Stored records
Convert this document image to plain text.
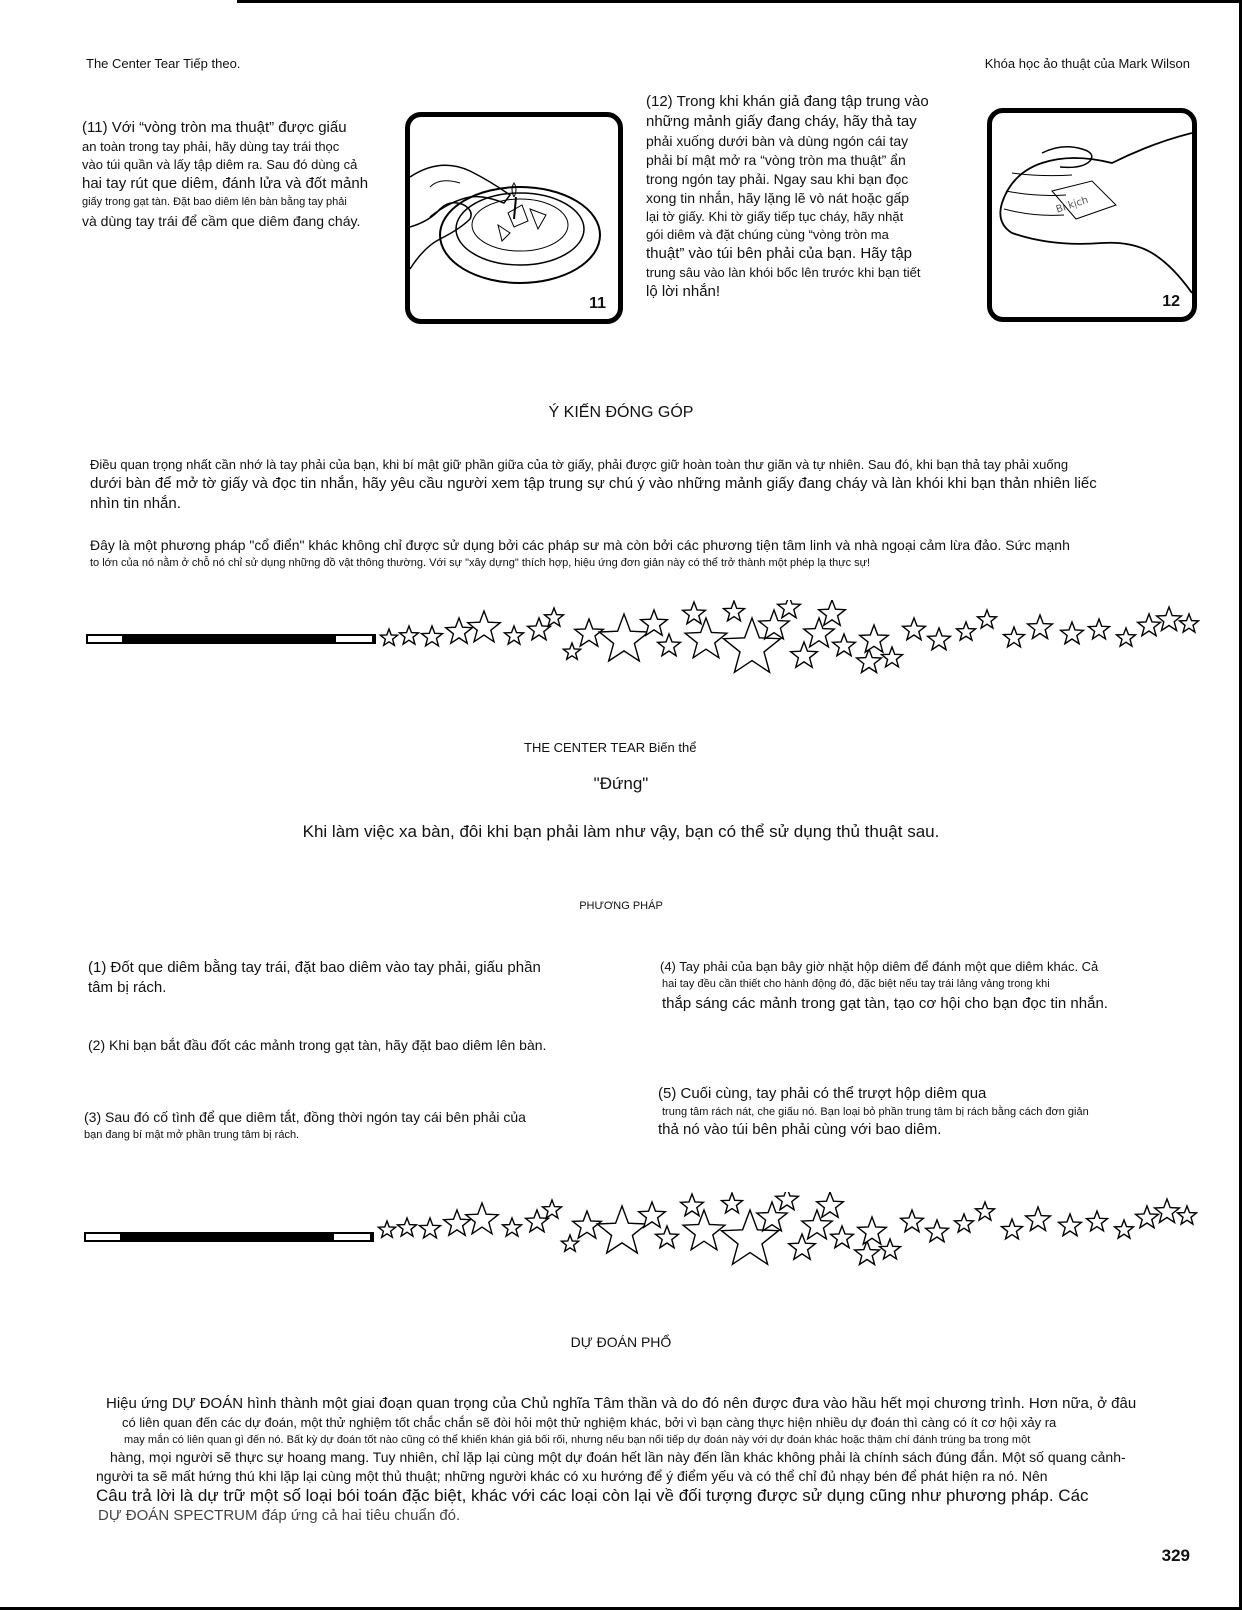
The Center Tear Tiếp theo.	Khóa học ảo thuật của Mark Wilson
(11) Với “vòng tròn ma thuật” được giấu
an toàn trong tay phải, hãy dùng tay trái thọc
vào túi quần và lấy tập diêm ra. Sau đó dùng cả
hai tay rút que diêm, đánh lửa và đốt mảnh
giấy trong gạt tàn. Đặt bao diêm lên bàn bằng tay phải
và dùng tay trái để cầm que diêm đang cháy.
11
(12) Trong khi khán giả đang tập trung vào
những mảnh giấy đang cháy, hãy thả tay
phải xuống dưới bàn và dùng ngón cái tay
phải bí mật mở ra “vòng tròn ma thuật” ẩn
trong ngón tay phải. Ngay sau khi bạn đọc
xong tin nhắn, hãy lặng lẽ vò nát hoặc gấp
lại tờ giấy. Khi tờ giấy tiếp tục cháy, hãy nhặt
gói diêm và đặt chúng cùng “vòng tròn ma
thuật” vào túi bên phải của bạn. Hãy tập
trung sâu vào làn khói bốc lên trước khi bạn tiết
lộ lời nhắn!
Bi kịch
12
Ý KIẾN ĐÓNG GÓP
Điều quan trọng nhất cần nhớ là tay phải của bạn, khi bí mật giữ phần giữa của tờ giấy, phải được giữ hoàn toàn thư giãn và tự nhiên. Sau đó, khi bạn thả tay phải xuống
dưới bàn để mở tờ giấy và đọc tin nhắn, hãy yêu cầu người xem tập trung sự chú ý vào những mảnh giấy đang cháy và làn khói khi bạn thản nhiên liếc
nhìn tin nhắn.
Đây là một phương pháp "cổ điển" khác không chỉ được sử dụng bởi các pháp sư mà còn bởi các phương tiện tâm linh và nhà ngoại cảm lừa đảo. Sức mạnh
to lớn của nó nằm ở chỗ nó chỉ sử dụng những đồ vật thông thường. Với sự "xây dựng" thích hợp, hiệu ứng đơn giản này có thể trở thành một phép lạ thực sự!
THE CENTER TEAR Biến thể
"Đứng"
Khi làm việc xa bàn, đôi khi bạn phải làm như vậy, bạn có thể sử dụng thủ thuật sau.
PHƯƠNG PHÁP
(1) Đốt que diêm bằng tay trái, đặt bao diêm vào tay phải, giấu phần
tâm bị rách.
(2) Khi bạn bắt đầu đốt các mảnh trong gạt tàn, hãy đặt bao diêm lên bàn.
(3) Sau đó cố tình để que diêm tắt, đồng thời ngón tay cái bên phải của
bạn đang bí mật mở phần trung tâm bị rách.
(4) Tay phải của bạn bây giờ nhặt hộp diêm để đánh một que diêm khác. Cả
hai tay đều cần thiết cho hành động đó, đặc biệt nếu tay trái lảng vảng trong khi
thắp sáng các mảnh trong gạt tàn, tạo cơ hội cho bạn đọc tin nhắn.
(5) Cuối cùng, tay phải có thể trượt hộp diêm qua
trung tâm rách nát, che giấu nó. Bạn loại bỏ phần trung tâm bị rách bằng cách đơn giản
thả nó vào túi bên phải cùng với bao diêm.
DỰ ĐOÁN PHỔ
Hiệu ứng DỰ ĐOÁN hình thành một giai đoạn quan trọng của Chủ nghĩa Tâm thần và do đó nên được đưa vào hầu hết mọi chương trình. Hơn nữa, ở đâu
có liên quan đến các dự đoán, một thử nghiệm tốt chắc chắn sẽ đòi hỏi một thử nghiệm khác, bởi vì bạn càng thực hiện nhiều dự đoán thì càng có ít cơ hội xảy ra
may mắn có liên quan gì đến nó. Bất kỳ dự đoán tốt nào cũng có thể khiến khán giả bối rối, nhưng nếu bạn nối tiếp dự đoán này với dự đoán khác hoặc thậm chí đánh trúng ba trong một
hàng, mọi người sẽ thực sự hoang mang. Tuy nhiên, chỉ lặp lại cùng một dự đoán hết lần này đến lần khác không phải là chính sách đúng đắn. Một số quang cảnh-
người ta sẽ mất hứng thú khi lặp lại cùng một thủ thuật; những người khác có xu hướng để ý điểm yếu và có thể chỉ đủ nhạy bén để phát hiện ra nó. Nên
Câu trả lời là dự trữ một số loại bói toán đặc biệt, khác với các loại còn lại về đối tượng được sử dụng cũng như phương pháp. Các
DỰ ĐOÁN SPECTRUM đáp ứng cả hai tiêu chuẩn đó.
329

• _WHAT YOU SHOULD DO_: From the records, copy every line that has the string "ngón" in it.

• _FINISHED EXERCISE_:
phải xuống dưới bàn và dùng ngón cái tay
trong ngón tay phải. Ngay sau khi bạn đọc
(3) Sau đó cố tình để que diêm tắt, đồng thời ngón tay cái bên phải của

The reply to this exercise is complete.